EXERCISE DIRECTIONS: Search the material for the string "arrow" and copy each line where it occurs.

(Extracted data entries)

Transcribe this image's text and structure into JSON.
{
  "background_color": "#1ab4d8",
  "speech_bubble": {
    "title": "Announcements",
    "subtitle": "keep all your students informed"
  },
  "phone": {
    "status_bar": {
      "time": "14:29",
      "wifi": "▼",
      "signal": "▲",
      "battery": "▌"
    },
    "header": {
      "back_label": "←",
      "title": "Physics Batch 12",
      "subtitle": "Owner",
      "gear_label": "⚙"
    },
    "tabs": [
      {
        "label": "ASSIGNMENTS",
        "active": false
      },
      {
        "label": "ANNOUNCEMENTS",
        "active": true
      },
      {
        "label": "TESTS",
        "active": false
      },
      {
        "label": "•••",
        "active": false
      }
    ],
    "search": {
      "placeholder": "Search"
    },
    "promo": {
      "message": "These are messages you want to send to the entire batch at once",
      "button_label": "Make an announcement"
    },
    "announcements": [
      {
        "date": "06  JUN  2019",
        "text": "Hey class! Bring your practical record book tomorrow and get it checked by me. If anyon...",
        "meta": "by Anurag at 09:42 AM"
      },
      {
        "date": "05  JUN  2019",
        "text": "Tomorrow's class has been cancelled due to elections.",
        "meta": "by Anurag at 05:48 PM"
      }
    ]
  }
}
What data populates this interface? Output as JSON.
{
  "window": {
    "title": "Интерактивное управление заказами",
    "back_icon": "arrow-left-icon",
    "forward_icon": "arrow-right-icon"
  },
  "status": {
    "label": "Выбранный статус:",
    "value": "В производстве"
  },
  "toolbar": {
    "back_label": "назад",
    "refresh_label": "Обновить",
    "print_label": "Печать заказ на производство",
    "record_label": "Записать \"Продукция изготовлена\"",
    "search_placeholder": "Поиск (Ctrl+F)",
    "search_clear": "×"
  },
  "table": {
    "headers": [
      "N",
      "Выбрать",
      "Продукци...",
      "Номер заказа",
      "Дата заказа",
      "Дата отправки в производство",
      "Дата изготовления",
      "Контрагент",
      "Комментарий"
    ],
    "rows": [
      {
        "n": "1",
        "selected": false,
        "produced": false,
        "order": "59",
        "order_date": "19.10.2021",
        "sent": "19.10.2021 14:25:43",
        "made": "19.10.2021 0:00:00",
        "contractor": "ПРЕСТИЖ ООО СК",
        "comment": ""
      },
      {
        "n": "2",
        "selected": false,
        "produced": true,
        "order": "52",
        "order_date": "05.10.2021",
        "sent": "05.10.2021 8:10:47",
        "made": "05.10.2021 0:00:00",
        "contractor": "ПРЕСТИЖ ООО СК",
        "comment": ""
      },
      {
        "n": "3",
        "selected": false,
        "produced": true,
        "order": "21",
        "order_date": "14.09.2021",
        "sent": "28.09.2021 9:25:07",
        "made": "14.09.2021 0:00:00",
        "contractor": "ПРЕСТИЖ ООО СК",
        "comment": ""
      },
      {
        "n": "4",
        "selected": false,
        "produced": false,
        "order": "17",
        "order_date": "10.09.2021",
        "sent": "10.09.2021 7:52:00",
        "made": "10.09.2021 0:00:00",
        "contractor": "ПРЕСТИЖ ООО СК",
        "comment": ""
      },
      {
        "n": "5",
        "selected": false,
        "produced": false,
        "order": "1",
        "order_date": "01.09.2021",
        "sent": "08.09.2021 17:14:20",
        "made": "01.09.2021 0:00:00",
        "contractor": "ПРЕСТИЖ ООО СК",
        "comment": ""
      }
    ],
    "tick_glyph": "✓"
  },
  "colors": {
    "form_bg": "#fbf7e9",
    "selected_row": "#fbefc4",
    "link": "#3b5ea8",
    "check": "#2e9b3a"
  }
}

IN RESPONSE:
    "back_icon": "arrow-left-icon",
    "forward_icon": "arrow-right-icon"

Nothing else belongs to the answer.